• _Exercise_:
Collect the lines of the entries where "Derivative" shows up.
···
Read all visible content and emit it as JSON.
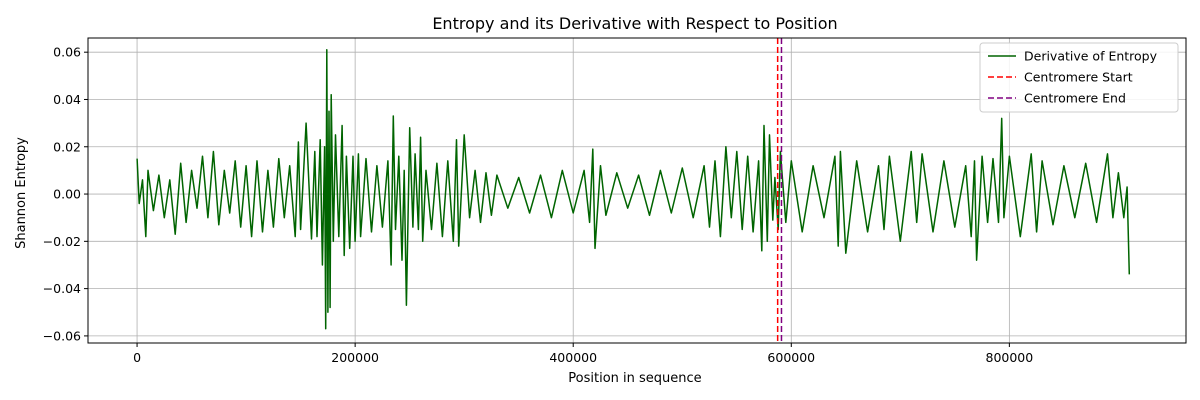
{
  "chart_data": {
    "type": "line",
    "title": "Entropy and its Derivative with Respect to Position",
    "xlabel": "Position in sequence",
    "ylabel": "Shannon Entropy",
    "xlim": [
      -45000,
      962000
    ],
    "ylim": [
      -0.063,
      0.066
    ],
    "x_ticks": [
      0,
      200000,
      400000,
      600000,
      800000
    ],
    "x_tick_labels": [
      "0",
      "200000",
      "400000",
      "600000",
      "800000"
    ],
    "y_ticks": [
      -0.06,
      -0.04,
      -0.02,
      0.0,
      0.02,
      0.04,
      0.06
    ],
    "y_tick_labels": [
      "−0.06",
      "−0.04",
      "−0.02",
      "0.00",
      "0.02",
      "0.04",
      "0.06"
    ],
    "grid": true,
    "legend_position": "top-right",
    "series": [
      {
        "name": "Derivative of Entropy",
        "color": "#006400",
        "style": "solid",
        "x": [
          0,
          2000,
          5000,
          8000,
          10000,
          15000,
          20000,
          25000,
          30000,
          35000,
          40000,
          45000,
          50000,
          55000,
          60000,
          65000,
          70000,
          75000,
          80000,
          85000,
          90000,
          95000,
          100000,
          105000,
          110000,
          115000,
          120000,
          125000,
          130000,
          135000,
          140000,
          145000,
          148000,
          150000,
          155000,
          160000,
          163000,
          165000,
          168000,
          170000,
          172000,
          173000,
          174000,
          175000,
          176000,
          177000,
          178000,
          180000,
          182000,
          185000,
          188000,
          190000,
          192000,
          195000,
          198000,
          200000,
          203000,
          205000,
          210000,
          215000,
          220000,
          225000,
          230000,
          233000,
          235000,
          237000,
          240000,
          243000,
          245000,
          247000,
          250000,
          253000,
          255000,
          258000,
          260000,
          262000,
          265000,
          270000,
          275000,
          280000,
          285000,
          290000,
          293000,
          295000,
          300000,
          305000,
          310000,
          315000,
          320000,
          325000,
          330000,
          340000,
          350000,
          360000,
          370000,
          380000,
          390000,
          400000,
          410000,
          415000,
          418000,
          420000,
          425000,
          430000,
          440000,
          450000,
          460000,
          470000,
          480000,
          490000,
          500000,
          510000,
          520000,
          525000,
          530000,
          535000,
          540000,
          545000,
          550000,
          555000,
          560000,
          565000,
          570000,
          573000,
          575000,
          578000,
          580000,
          583000,
          585000,
          588000,
          590000,
          595000,
          600000,
          610000,
          620000,
          630000,
          640000,
          643000,
          645000,
          650000,
          660000,
          670000,
          680000,
          685000,
          690000,
          700000,
          710000,
          715000,
          720000,
          730000,
          740000,
          750000,
          760000,
          765000,
          768000,
          770000,
          775000,
          780000,
          785000,
          790000,
          793000,
          795000,
          800000,
          810000,
          820000,
          825000,
          830000,
          840000,
          850000,
          860000,
          870000,
          880000,
          890000,
          895000,
          900000,
          905000,
          908000,
          910000
        ],
        "y": [
          0.015,
          -0.004,
          0.006,
          -0.018,
          0.01,
          -0.007,
          0.008,
          -0.01,
          0.006,
          -0.017,
          0.013,
          -0.012,
          0.01,
          -0.006,
          0.016,
          -0.01,
          0.018,
          -0.013,
          0.01,
          -0.008,
          0.014,
          -0.014,
          0.012,
          -0.018,
          0.014,
          -0.016,
          0.01,
          -0.014,
          0.015,
          -0.01,
          0.012,
          -0.018,
          0.022,
          -0.015,
          0.03,
          -0.019,
          0.018,
          -0.018,
          0.023,
          -0.03,
          0.02,
          -0.057,
          0.061,
          -0.05,
          0.035,
          -0.048,
          0.042,
          -0.02,
          0.025,
          -0.018,
          0.029,
          -0.026,
          0.016,
          -0.023,
          0.016,
          -0.02,
          0.017,
          -0.018,
          0.015,
          -0.016,
          0.012,
          -0.014,
          0.014,
          -0.03,
          0.033,
          -0.015,
          0.016,
          -0.028,
          0.01,
          -0.047,
          0.028,
          -0.014,
          0.017,
          -0.015,
          0.024,
          -0.02,
          0.01,
          -0.015,
          0.013,
          -0.018,
          0.014,
          -0.02,
          0.023,
          -0.022,
          0.025,
          -0.01,
          0.01,
          -0.012,
          0.009,
          -0.009,
          0.008,
          -0.006,
          0.007,
          -0.008,
          0.008,
          -0.01,
          0.01,
          -0.008,
          0.01,
          -0.012,
          0.019,
          -0.023,
          0.012,
          -0.009,
          0.009,
          -0.006,
          0.008,
          -0.009,
          0.01,
          -0.008,
          0.011,
          -0.01,
          0.012,
          -0.014,
          0.014,
          -0.018,
          0.02,
          -0.01,
          0.018,
          -0.015,
          0.016,
          -0.016,
          0.014,
          -0.024,
          0.029,
          -0.02,
          0.025,
          -0.011,
          0.007,
          -0.015,
          0.018,
          -0.012,
          0.014,
          -0.016,
          0.012,
          -0.01,
          0.016,
          -0.022,
          0.018,
          -0.025,
          0.014,
          -0.016,
          0.012,
          -0.015,
          0.016,
          -0.02,
          0.018,
          -0.012,
          0.017,
          -0.016,
          0.014,
          -0.014,
          0.012,
          -0.018,
          0.014,
          -0.028,
          0.016,
          -0.012,
          0.015,
          -0.012,
          0.032,
          -0.01,
          0.016,
          -0.018,
          0.017,
          -0.016,
          0.014,
          -0.013,
          0.012,
          -0.01,
          0.013,
          -0.012,
          0.017,
          -0.01,
          0.009,
          -0.01,
          0.003,
          -0.034
        ]
      },
      {
        "name": "Centromere Start",
        "color": "#ff0000",
        "style": "dashed",
        "x_line": 587500
      },
      {
        "name": "Centromere End",
        "color": "#800080",
        "style": "dashed",
        "x_line": 591000
      }
    ]
  }
}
···
• _Full output_:
    "title": "Entropy and its Derivative with Respect to Position",
        "name": "Derivative of Entropy",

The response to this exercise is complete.